▶ **Objective**: Extract every line of the material that holds the string "woorde".

▶ **Extracted information**:
:::::
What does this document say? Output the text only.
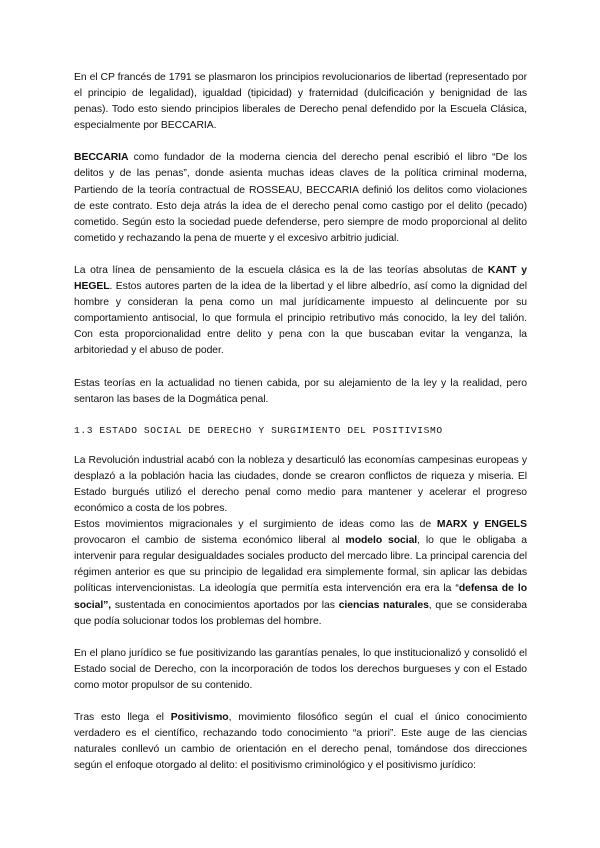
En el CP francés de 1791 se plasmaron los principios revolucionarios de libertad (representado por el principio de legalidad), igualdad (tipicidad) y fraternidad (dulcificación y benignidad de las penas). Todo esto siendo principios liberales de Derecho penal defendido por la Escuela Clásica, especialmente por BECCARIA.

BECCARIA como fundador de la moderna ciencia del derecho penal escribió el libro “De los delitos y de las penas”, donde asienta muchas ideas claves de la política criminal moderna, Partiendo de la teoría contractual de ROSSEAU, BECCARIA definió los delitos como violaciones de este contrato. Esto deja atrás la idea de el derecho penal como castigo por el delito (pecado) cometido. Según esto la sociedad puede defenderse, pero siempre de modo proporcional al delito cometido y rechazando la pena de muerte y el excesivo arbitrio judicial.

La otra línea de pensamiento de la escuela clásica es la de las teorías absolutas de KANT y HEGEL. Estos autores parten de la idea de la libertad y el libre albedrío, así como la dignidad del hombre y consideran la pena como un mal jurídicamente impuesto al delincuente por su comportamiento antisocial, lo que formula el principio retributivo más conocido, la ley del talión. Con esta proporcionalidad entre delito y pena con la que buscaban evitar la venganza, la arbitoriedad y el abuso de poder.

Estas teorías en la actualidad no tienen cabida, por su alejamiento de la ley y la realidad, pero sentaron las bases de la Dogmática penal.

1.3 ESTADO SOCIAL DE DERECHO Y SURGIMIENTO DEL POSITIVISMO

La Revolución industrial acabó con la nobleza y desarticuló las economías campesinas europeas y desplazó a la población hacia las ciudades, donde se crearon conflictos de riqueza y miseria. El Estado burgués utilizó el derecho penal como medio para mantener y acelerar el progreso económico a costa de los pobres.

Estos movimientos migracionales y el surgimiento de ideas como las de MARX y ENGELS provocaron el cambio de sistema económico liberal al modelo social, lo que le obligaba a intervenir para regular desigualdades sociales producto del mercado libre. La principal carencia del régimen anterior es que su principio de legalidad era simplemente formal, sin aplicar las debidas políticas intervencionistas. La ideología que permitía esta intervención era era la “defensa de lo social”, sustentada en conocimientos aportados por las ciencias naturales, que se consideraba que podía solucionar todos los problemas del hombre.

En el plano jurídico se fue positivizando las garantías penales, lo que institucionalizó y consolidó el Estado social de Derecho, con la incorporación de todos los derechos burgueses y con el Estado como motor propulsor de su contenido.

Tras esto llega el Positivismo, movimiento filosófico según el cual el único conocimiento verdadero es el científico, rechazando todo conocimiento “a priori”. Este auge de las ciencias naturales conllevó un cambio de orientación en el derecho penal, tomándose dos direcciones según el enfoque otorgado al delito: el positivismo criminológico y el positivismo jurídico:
:::::
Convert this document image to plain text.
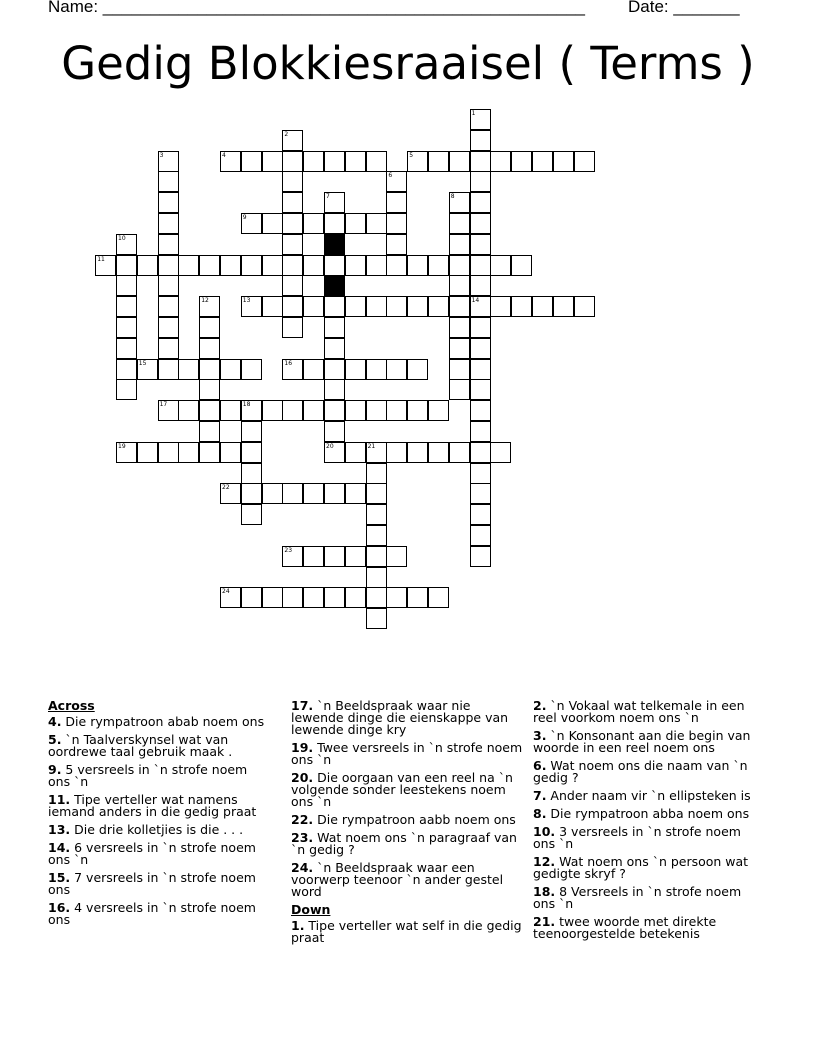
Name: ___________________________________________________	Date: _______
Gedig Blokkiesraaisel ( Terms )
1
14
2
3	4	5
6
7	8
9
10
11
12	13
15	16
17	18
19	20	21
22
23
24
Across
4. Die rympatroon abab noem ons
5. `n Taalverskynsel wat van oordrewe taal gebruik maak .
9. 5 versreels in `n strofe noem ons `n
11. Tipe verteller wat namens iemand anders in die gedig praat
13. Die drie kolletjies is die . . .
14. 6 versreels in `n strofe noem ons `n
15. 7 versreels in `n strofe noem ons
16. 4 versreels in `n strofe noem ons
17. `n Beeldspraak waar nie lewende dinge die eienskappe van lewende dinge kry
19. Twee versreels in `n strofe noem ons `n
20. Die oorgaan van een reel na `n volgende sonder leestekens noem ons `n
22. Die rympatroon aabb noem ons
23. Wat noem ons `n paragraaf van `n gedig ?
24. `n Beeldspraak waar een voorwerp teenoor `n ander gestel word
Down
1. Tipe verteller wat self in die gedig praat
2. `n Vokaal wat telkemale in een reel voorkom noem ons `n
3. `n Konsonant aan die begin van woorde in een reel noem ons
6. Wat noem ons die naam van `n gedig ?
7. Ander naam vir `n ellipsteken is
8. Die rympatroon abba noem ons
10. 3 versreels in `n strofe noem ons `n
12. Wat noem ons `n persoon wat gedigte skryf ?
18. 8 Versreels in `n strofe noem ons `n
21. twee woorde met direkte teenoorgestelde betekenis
:::::
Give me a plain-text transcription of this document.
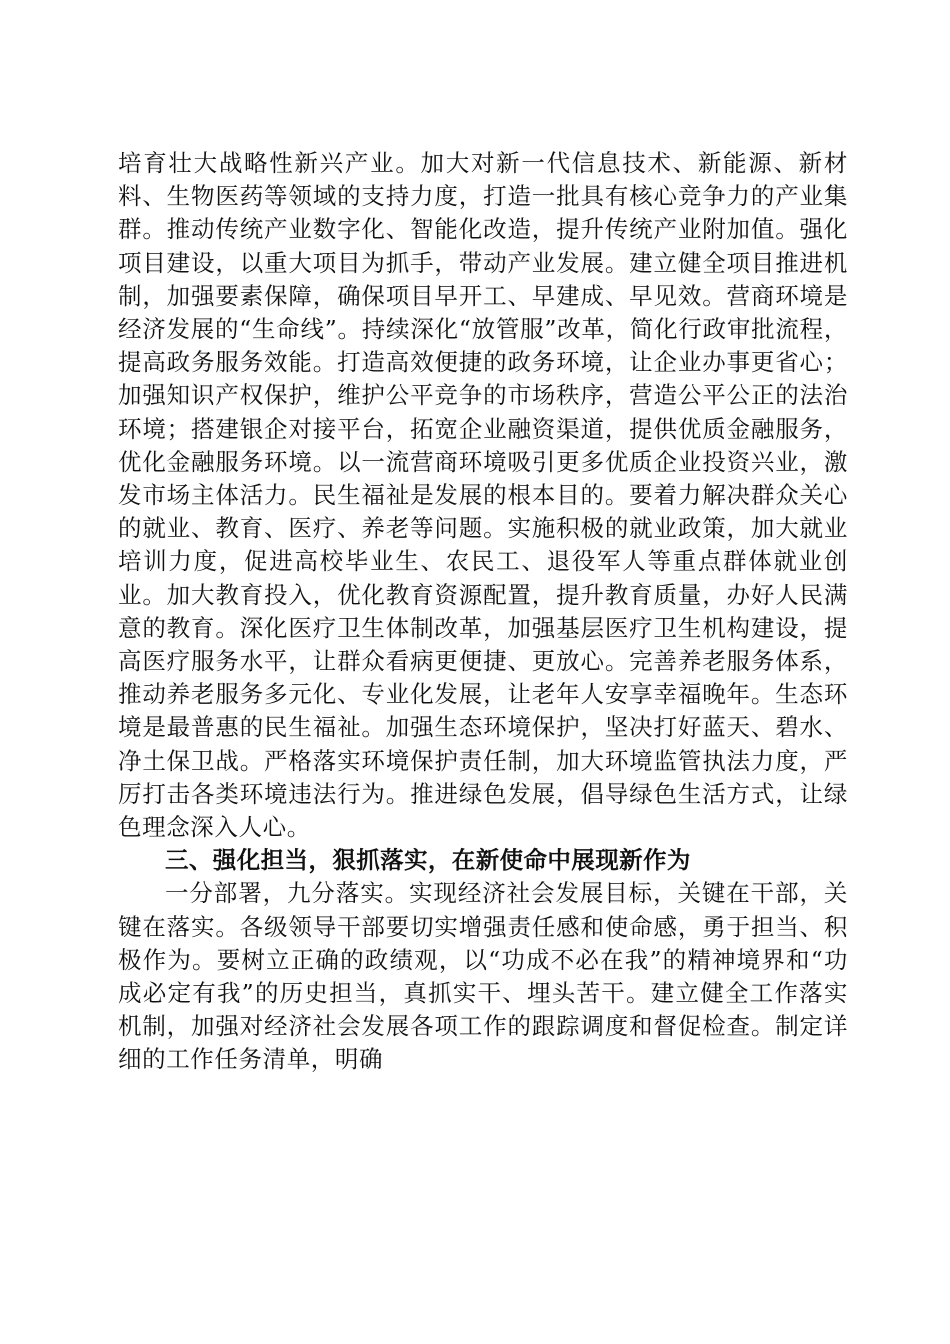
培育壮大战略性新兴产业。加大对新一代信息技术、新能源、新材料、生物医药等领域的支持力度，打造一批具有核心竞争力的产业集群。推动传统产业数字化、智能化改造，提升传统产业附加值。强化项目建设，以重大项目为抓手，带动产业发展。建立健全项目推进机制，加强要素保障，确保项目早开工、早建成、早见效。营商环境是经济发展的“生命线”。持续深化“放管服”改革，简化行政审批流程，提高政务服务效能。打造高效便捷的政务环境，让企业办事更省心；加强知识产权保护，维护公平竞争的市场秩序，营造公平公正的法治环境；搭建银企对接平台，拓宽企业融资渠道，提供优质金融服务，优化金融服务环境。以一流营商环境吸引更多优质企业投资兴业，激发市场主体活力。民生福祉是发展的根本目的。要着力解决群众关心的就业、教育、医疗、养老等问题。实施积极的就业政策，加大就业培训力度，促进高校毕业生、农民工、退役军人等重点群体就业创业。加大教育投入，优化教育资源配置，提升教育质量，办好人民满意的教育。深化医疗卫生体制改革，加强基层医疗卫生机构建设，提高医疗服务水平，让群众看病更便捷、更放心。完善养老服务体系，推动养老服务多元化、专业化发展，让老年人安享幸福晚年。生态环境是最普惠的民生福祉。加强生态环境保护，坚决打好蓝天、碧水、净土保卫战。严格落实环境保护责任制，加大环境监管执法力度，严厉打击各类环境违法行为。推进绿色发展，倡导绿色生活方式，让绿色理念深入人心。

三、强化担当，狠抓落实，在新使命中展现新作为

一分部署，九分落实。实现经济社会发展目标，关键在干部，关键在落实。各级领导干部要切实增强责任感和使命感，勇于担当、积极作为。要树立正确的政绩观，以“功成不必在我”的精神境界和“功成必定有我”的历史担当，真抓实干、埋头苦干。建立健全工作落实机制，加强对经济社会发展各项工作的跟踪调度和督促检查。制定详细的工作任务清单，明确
:::::
▶ **In response**:
3. `n Konsonant aan die begin van woorde in een reel noem ons
21. twee woorde met direkte teenoorgestelde betekenis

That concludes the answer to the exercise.